Start of Records

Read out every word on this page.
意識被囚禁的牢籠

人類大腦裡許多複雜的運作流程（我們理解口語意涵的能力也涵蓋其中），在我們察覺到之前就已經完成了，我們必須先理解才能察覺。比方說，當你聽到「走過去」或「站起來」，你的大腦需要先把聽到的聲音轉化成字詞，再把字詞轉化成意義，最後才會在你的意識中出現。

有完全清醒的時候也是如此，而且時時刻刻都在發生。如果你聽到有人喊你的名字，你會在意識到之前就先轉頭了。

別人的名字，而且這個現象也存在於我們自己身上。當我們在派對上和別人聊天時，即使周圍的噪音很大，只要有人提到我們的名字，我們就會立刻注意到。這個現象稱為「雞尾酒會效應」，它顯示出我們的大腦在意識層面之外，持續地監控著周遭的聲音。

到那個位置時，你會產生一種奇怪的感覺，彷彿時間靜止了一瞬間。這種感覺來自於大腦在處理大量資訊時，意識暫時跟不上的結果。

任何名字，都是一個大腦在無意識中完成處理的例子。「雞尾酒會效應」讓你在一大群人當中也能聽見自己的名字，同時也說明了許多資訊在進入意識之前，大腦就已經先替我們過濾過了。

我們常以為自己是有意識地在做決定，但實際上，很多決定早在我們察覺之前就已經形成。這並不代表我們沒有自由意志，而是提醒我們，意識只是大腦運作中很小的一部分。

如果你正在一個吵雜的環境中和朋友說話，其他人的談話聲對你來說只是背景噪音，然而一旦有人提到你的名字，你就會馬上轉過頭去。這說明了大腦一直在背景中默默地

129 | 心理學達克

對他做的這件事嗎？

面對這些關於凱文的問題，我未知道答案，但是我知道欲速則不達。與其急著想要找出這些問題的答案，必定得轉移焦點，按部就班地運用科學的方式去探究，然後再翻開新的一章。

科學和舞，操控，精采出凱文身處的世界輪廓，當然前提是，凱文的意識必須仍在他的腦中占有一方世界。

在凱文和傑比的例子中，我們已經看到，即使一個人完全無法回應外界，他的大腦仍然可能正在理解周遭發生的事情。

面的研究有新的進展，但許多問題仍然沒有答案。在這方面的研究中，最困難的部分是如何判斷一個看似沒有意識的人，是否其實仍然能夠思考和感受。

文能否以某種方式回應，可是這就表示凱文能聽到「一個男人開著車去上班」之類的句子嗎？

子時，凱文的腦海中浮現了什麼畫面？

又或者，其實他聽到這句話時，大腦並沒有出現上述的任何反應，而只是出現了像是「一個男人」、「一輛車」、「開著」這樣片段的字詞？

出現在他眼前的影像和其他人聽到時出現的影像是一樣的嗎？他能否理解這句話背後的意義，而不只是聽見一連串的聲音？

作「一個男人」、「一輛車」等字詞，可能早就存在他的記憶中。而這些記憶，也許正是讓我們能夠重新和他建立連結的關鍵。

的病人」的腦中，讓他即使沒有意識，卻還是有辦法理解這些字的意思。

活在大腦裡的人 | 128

End of Records

**Stated task:**
Provide an exact reproduction of all the entries shown above.

**Finished answer:**
Read out every word on this page.
意識被囚禁的牢籠

人類大腦裡許多複雜的運作流程（我們理解口語意涵的能力也涵蓋其中），在我們察覺到之前就已經完成了，我們必須先理解才能察覺。比方說，當你聽到「走過去」或「站起來」，你的大腦需要先把聽到的聲音轉化成字詞，再把字詞轉化成意義，最後才會在你的意識中出現。

有完全清醒的時候也是如此，而且時時刻刻都在發生。如果你聽到有人喊你的名字，你會在意識到之前就先轉頭了。

別人的名字，而且這個現象也存在於我們自己身上。當我們在派對上和別人聊天時，即使周圍的噪音很大，只要有人提到我們的名字，我們就會立刻注意到。這個現象稱為「雞尾酒會效應」，它顯示出我們的大腦在意識層面之外，持續地監控著周遭的聲音。

到那個位置時，你會產生一種奇怪的感覺，彷彿時間靜止了一瞬間。這種感覺來自於大腦在處理大量資訊時，意識暫時跟不上的結果。

任何名字，都是一個大腦在無意識中完成處理的例子。「雞尾酒會效應」讓你在一大群人當中也能聽見自己的名字，同時也說明了許多資訊在進入意識之前，大腦就已經先替我們過濾過了。

我們常以為自己是有意識地在做決定，但實際上，很多決定早在我們察覺之前就已經形成。這並不代表我們沒有自由意志，而是提醒我們，意識只是大腦運作中很小的一部分。

如果你正在一個吵雜的環境中和朋友說話，其他人的談話聲對你來說只是背景噪音，然而一旦有人提到你的名字，你就會馬上轉過頭去。這說明了大腦一直在背景中默默地

129 | 心理學達克

對他做的這件事嗎？

面對這些關於凱文的問題，我未知道答案，但是我知道欲速則不達。與其急著想要找出這些問題的答案，必定得轉移焦點，按部就班地運用科學的方式去探究，然後再翻開新的一章。

科學和舞，操控，精采出凱文身處的世界輪廓，當然前提是，凱文的意識必須仍在他的腦中占有一方世界。

在凱文和傑比的例子中，我們已經看到，即使一個人完全無法回應外界，他的大腦仍然可能正在理解周遭發生的事情。

面的研究有新的進展，但許多問題仍然沒有答案。在這方面的研究中，最困難的部分是如何判斷一個看似沒有意識的人，是否其實仍然能夠思考和感受。

文能否以某種方式回應，可是這就表示凱文能聽到「一個男人開著車去上班」之類的句子嗎？

子時，凱文的腦海中浮現了什麼畫面？

又或者，其實他聽到這句話時，大腦並沒有出現上述的任何反應，而只是出現了像是「一個男人」、「一輛車」、「開著」這樣片段的字詞？

出現在他眼前的影像和其他人聽到時出現的影像是一樣的嗎？他能否理解這句話背後的意義，而不只是聽見一連串的聲音？

作「一個男人」、「一輛車」等字詞，可能早就存在他的記憶中。而這些記憶，也許正是讓我們能夠重新和他建立連結的關鍵。

的病人」的腦中，讓他即使沒有意識，卻還是有辦法理解這些字的意思。

活在大腦裡的人 | 128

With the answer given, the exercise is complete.